● Work instructions
Lay out the records as a numbered list, from the first line up to and including the line with "issuer: 강원도경제진흥원장: [697, 500, 897, 526]", with blank lines left out.
::::
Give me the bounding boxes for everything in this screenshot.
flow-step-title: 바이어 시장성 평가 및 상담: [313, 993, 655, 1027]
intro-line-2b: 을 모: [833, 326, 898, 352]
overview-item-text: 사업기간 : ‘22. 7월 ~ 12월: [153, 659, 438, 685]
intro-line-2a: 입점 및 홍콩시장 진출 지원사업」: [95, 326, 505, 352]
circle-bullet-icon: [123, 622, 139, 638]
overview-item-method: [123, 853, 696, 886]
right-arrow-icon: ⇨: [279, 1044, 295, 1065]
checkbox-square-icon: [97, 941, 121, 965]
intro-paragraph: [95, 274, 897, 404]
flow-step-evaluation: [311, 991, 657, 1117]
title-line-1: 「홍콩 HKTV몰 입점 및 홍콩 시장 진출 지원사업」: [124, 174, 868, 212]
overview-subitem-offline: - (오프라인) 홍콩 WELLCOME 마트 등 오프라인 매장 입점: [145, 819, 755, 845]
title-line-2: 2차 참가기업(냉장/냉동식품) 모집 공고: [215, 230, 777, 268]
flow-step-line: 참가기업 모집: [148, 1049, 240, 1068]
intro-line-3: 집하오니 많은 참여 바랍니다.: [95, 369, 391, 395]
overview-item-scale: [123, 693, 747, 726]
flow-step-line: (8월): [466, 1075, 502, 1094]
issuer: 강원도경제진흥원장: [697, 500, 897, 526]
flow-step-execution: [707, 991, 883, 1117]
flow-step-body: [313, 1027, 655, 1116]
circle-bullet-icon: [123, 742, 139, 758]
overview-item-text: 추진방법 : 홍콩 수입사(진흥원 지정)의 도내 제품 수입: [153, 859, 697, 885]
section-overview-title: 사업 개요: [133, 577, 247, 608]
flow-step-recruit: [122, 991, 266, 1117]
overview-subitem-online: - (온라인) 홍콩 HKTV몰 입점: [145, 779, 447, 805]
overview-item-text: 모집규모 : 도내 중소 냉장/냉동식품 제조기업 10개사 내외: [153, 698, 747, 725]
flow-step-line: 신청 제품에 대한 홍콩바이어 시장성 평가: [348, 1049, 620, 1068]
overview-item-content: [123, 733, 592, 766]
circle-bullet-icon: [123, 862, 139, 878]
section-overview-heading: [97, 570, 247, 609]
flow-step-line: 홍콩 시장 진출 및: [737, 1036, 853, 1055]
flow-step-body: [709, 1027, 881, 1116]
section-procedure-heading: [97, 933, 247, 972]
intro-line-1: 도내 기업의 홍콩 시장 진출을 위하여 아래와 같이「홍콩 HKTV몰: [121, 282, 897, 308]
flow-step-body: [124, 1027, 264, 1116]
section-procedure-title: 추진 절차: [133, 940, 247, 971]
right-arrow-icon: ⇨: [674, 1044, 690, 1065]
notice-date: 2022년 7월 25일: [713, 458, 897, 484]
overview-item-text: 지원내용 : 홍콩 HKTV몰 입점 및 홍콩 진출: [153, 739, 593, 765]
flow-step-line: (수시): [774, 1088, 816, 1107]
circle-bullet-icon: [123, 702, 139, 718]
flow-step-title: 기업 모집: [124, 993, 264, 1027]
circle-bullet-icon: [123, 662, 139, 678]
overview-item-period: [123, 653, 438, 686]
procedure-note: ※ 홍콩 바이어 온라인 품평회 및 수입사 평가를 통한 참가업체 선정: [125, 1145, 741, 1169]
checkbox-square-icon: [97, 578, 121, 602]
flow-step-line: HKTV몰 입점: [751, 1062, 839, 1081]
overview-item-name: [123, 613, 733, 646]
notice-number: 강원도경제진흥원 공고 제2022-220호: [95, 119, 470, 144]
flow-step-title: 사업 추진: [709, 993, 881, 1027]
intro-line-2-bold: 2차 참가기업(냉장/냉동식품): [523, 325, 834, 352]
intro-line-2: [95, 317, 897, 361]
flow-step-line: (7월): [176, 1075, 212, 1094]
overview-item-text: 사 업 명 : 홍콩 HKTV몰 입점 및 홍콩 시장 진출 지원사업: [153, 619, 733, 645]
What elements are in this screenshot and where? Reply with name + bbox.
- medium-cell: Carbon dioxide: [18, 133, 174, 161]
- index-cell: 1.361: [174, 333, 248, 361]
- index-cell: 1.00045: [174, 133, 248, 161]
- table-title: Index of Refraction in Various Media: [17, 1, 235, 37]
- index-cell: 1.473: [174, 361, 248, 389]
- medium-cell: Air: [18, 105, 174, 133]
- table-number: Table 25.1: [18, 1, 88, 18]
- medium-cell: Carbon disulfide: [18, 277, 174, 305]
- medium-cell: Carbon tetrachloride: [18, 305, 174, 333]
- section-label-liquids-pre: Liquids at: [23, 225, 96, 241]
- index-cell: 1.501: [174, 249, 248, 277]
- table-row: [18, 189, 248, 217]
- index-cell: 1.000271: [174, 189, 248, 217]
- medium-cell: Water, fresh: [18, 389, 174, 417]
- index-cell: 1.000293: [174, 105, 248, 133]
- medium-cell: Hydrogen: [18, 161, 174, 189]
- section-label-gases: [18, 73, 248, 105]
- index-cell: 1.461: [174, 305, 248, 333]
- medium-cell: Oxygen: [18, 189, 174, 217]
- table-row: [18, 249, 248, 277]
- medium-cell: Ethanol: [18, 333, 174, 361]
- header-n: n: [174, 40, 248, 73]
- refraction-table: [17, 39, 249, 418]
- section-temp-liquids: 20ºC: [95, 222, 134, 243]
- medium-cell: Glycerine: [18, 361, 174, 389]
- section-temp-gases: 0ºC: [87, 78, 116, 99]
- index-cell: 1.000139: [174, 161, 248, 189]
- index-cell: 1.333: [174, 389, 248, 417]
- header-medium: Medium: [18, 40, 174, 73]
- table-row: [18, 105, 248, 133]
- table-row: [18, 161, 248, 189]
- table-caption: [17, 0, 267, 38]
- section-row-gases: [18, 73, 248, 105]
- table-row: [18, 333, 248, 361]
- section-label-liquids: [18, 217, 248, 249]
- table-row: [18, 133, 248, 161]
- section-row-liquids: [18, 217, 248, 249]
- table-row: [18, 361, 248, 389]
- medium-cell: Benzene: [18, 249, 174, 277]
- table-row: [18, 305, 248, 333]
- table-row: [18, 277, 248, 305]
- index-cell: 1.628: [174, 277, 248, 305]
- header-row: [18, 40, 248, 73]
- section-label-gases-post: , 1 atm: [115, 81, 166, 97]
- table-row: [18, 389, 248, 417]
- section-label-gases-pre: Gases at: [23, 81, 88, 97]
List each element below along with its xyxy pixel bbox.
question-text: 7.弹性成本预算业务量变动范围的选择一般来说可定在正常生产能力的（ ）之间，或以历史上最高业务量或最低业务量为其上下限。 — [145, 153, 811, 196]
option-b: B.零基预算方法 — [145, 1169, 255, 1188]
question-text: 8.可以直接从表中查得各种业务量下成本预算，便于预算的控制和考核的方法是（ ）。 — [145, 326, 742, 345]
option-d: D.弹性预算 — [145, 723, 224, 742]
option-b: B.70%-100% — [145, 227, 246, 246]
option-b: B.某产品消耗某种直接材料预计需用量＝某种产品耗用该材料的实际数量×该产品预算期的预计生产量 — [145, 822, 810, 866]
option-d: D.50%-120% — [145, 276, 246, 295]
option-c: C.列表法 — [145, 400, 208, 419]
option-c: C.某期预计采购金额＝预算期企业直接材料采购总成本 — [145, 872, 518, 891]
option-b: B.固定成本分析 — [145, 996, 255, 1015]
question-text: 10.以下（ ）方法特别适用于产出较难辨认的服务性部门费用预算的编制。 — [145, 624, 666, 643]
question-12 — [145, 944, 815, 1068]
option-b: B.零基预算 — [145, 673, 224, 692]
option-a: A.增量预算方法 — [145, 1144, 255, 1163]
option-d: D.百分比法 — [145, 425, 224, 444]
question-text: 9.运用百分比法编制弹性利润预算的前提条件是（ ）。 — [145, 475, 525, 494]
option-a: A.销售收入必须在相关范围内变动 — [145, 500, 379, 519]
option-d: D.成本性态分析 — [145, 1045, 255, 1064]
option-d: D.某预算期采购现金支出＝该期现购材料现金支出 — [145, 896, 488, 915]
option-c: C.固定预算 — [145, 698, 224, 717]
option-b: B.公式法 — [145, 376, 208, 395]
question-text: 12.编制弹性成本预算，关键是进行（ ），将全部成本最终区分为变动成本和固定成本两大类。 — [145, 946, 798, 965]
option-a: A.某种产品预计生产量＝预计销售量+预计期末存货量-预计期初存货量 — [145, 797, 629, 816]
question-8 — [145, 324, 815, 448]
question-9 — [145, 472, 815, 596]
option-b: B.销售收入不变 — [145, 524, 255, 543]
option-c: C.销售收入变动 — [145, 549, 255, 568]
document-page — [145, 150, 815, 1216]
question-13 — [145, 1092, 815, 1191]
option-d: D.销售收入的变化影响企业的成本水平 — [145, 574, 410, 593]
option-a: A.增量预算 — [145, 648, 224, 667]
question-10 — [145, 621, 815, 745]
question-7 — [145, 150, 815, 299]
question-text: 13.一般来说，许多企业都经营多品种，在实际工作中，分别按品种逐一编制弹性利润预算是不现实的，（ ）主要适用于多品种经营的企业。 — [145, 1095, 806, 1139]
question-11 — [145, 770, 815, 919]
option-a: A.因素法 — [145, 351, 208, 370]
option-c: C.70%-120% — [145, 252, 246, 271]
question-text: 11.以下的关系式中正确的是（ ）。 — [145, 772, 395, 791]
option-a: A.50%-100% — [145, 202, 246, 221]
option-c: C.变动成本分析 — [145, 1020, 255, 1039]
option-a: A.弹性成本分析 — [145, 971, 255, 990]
::::
● Solution for this exercise
1. Give me the bounding boxes for everything in this screenshot.
2. flow-step-title: 바이어 시장성 평가 및 상담: [313, 993, 655, 1027]
3. intro-line-2b: 을 모: [833, 326, 898, 352]
4. overview-item-text: 사업기간 : ‘22. 7월 ~ 12월: [153, 659, 438, 685]
5. intro-line-2a: 입점 및 홍콩시장 진출 지원사업」: [95, 326, 505, 352]
6. circle-bullet-icon: [123, 622, 139, 638]
7. overview-item-method: [123, 853, 696, 886]
8. right-arrow-icon: ⇨: [279, 1044, 295, 1065]
9. checkbox-square-icon: [97, 941, 121, 965]
10. intro-paragraph: [95, 274, 897, 404]
11. flow-step-evaluation: [311, 991, 657, 1117]
12. title-line-1: 「홍콩 HKTV몰 입점 및 홍콩 시장 진출 지원사업」: [124, 174, 868, 212]
13. overview-subitem-offline: - (오프라인) 홍콩 WELLCOME 마트 등 오프라인 매장 입점: [145, 819, 755, 845]
14. title-line-2: 2차 참가기업(냉장/냉동식품) 모집 공고: [215, 230, 777, 268]
15. flow-step-line: 참가기업 모집: [148, 1049, 240, 1068]
16. intro-line-3: 집하오니 많은 참여 바랍니다.: [95, 369, 391, 395]
17. overview-item-scale: [123, 693, 747, 726]
18. flow-step-line: (8월): [466, 1075, 502, 1094]
19. issuer: 강원도경제진흥원장: [697, 500, 897, 526]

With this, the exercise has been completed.